Goal of the exercise: Find how many lines contain "PORCENTAJE" and state only that number.

[Figure contents as structured data]
──────

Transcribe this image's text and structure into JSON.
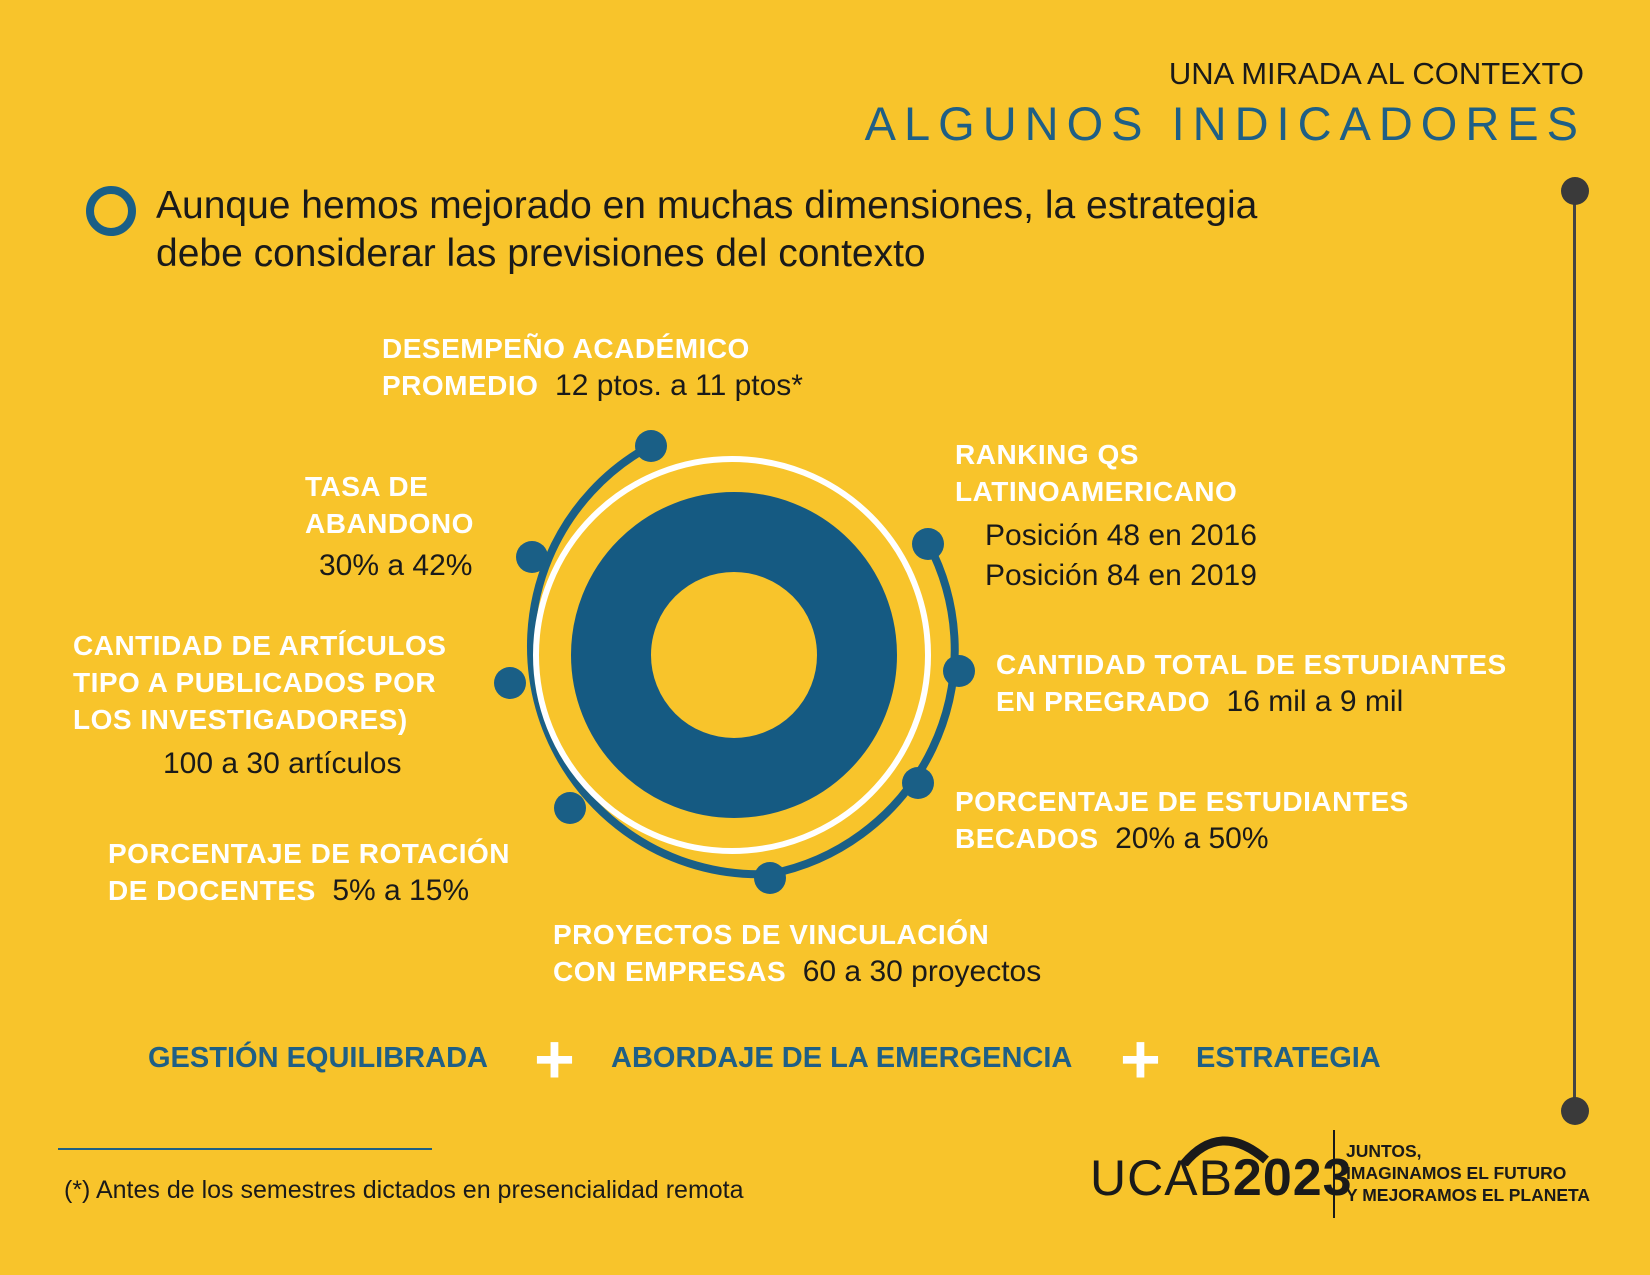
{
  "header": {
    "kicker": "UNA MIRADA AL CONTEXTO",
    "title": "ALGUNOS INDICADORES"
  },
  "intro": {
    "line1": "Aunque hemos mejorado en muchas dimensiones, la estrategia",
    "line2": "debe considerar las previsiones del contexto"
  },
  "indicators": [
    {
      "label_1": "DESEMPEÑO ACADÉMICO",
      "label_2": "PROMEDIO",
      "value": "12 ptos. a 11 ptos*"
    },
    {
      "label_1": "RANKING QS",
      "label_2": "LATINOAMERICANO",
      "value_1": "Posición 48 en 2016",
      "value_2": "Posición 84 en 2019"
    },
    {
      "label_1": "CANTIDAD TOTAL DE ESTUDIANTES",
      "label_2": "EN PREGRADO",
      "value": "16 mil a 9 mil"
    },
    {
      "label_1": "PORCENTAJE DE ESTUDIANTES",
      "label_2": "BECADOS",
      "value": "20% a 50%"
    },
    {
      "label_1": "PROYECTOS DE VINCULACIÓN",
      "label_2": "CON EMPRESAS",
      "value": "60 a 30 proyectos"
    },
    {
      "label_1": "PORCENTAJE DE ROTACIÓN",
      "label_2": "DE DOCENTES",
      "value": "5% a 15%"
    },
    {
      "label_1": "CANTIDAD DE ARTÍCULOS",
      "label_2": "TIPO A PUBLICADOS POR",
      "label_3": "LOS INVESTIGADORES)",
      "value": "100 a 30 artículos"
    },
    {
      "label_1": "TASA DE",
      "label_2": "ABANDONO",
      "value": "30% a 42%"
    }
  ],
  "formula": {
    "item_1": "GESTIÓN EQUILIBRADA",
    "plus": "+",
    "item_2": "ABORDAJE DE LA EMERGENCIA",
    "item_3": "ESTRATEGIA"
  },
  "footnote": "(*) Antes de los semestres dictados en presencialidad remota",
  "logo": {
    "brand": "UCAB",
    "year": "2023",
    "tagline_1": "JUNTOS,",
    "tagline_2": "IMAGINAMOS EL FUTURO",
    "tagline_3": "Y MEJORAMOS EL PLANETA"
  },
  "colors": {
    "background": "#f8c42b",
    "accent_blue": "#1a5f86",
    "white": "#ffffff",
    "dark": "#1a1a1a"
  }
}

──────

Finished task: 2